** start of Entries provided **
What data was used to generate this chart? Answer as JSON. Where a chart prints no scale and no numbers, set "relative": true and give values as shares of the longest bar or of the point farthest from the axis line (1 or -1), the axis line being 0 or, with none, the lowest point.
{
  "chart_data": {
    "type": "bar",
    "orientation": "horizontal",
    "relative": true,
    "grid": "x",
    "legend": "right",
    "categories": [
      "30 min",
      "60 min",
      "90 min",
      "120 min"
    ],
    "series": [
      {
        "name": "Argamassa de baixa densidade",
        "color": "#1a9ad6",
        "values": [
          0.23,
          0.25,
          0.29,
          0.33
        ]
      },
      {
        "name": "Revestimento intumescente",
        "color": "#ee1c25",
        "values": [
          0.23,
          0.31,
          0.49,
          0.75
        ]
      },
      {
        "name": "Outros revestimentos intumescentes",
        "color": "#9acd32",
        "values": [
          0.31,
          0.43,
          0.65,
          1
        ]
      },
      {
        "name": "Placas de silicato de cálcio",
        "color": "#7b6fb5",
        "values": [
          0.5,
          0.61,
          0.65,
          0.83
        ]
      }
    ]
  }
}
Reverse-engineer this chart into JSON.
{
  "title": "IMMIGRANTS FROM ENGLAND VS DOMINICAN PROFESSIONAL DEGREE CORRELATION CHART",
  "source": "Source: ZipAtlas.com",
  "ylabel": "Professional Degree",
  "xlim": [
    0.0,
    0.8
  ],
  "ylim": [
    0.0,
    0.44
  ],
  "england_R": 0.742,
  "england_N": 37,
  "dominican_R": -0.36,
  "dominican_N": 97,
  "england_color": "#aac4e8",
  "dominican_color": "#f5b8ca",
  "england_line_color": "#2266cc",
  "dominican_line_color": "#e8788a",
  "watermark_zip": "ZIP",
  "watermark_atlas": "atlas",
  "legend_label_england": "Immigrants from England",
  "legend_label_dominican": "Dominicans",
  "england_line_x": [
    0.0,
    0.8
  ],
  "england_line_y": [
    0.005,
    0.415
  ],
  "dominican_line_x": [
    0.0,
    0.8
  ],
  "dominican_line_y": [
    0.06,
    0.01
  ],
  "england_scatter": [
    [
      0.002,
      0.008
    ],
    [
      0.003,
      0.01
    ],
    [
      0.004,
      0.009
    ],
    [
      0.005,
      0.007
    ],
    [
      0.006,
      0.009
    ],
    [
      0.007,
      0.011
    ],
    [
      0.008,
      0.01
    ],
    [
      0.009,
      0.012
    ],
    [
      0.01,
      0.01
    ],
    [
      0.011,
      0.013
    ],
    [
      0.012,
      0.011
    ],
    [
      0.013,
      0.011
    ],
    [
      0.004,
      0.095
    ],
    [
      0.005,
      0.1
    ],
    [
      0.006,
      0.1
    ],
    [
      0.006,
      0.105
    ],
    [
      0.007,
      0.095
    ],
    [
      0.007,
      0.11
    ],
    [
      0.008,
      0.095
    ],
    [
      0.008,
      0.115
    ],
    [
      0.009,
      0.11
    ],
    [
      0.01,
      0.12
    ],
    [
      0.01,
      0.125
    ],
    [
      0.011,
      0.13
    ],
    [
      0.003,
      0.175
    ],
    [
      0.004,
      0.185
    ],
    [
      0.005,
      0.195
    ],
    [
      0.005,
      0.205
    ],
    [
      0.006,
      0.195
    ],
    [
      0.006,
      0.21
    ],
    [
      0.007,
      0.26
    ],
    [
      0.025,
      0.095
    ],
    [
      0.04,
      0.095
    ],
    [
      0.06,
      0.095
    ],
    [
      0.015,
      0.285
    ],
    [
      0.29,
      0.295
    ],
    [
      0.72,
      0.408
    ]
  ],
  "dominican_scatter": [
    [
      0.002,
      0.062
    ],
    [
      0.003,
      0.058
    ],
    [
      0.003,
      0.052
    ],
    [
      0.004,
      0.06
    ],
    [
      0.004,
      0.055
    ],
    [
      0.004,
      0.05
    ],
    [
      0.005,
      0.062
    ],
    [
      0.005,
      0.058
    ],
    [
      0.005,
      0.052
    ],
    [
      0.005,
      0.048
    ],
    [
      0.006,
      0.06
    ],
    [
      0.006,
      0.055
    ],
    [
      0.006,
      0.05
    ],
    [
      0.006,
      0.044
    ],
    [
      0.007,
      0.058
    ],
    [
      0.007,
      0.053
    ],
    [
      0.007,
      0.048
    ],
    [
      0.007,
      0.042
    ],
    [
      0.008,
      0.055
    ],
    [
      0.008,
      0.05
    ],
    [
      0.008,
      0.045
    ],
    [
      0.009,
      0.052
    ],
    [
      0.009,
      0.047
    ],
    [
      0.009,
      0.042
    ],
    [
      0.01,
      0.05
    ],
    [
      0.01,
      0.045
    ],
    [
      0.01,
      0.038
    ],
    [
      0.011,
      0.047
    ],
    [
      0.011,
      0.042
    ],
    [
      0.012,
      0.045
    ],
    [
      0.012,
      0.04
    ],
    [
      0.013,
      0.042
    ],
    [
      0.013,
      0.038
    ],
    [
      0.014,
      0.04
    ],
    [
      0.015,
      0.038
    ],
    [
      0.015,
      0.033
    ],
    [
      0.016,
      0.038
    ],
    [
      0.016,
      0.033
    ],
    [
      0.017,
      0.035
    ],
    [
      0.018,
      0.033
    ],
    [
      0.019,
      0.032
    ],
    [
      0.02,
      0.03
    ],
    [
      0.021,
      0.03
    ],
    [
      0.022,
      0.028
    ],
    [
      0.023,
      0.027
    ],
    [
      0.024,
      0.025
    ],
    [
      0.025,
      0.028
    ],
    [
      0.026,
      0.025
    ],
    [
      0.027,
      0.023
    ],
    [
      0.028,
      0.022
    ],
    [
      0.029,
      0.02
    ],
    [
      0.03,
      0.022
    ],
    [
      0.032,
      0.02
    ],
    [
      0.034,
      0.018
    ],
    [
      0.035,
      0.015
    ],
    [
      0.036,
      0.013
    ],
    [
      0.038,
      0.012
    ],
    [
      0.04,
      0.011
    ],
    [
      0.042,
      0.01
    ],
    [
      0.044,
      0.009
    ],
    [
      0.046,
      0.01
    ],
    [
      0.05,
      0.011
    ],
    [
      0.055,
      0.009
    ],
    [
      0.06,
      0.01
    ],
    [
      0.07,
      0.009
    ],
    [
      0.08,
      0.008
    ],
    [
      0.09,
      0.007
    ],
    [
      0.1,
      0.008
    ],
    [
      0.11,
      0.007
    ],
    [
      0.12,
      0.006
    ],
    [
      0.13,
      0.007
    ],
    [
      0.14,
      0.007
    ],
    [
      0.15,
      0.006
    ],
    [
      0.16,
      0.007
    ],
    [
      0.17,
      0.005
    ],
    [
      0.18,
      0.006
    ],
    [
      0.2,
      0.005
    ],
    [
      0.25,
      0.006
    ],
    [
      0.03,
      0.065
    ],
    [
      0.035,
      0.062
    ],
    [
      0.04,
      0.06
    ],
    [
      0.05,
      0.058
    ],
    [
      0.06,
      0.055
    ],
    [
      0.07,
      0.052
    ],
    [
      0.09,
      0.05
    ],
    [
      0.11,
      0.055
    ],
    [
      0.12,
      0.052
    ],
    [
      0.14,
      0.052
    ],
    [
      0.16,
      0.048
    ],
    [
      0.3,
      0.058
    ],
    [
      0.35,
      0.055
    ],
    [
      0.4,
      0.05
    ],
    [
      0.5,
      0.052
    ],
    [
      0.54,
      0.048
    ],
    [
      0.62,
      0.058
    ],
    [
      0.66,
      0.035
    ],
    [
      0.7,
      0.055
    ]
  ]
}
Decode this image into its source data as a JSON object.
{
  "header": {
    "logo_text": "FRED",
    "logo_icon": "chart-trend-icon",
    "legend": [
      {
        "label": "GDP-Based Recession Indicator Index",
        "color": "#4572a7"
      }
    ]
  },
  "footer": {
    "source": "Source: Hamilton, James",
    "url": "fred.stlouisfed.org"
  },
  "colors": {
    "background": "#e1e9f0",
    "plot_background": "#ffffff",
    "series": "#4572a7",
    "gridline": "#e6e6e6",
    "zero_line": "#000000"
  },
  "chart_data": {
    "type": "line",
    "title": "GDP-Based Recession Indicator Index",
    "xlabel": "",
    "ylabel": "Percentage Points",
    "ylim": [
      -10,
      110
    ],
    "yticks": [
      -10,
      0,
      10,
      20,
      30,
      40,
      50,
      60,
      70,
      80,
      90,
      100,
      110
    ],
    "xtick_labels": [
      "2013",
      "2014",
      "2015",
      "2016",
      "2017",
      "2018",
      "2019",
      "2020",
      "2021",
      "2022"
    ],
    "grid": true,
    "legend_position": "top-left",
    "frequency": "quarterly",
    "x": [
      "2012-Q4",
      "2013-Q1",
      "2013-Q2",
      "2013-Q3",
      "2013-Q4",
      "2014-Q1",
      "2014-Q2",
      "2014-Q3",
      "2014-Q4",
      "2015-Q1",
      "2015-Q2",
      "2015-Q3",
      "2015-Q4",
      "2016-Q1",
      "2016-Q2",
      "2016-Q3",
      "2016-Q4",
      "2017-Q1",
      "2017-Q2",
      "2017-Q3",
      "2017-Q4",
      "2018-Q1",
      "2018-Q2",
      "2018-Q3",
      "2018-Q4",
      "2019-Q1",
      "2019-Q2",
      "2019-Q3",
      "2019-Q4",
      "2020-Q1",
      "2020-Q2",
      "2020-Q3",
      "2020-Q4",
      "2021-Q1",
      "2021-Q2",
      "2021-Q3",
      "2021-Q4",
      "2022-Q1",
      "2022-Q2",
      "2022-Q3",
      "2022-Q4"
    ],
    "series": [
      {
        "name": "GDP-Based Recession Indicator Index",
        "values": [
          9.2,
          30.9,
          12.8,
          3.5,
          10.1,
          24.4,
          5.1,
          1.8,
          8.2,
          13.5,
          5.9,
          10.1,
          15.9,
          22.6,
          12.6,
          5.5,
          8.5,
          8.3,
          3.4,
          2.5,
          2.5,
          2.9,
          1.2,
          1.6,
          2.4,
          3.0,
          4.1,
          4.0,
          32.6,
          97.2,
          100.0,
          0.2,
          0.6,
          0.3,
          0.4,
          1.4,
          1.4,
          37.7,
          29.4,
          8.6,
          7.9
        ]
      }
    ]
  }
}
** end of Entries provided **
▶ Given instruction
From the entries above, collect every line with the string "JSON" in it.

▶ Solved exercise
What data was used to generate this chart? Answer as JSON. Where a chart prints no scale and no numbers, set "relative": true and give values as shares of the longest bar or of the point farthest from the axis line (1 or -1), the axis line being 0 or, with none, the lowest point.
Reverse-engineer this chart into JSON.
Decode this image into its source data as a JSON object.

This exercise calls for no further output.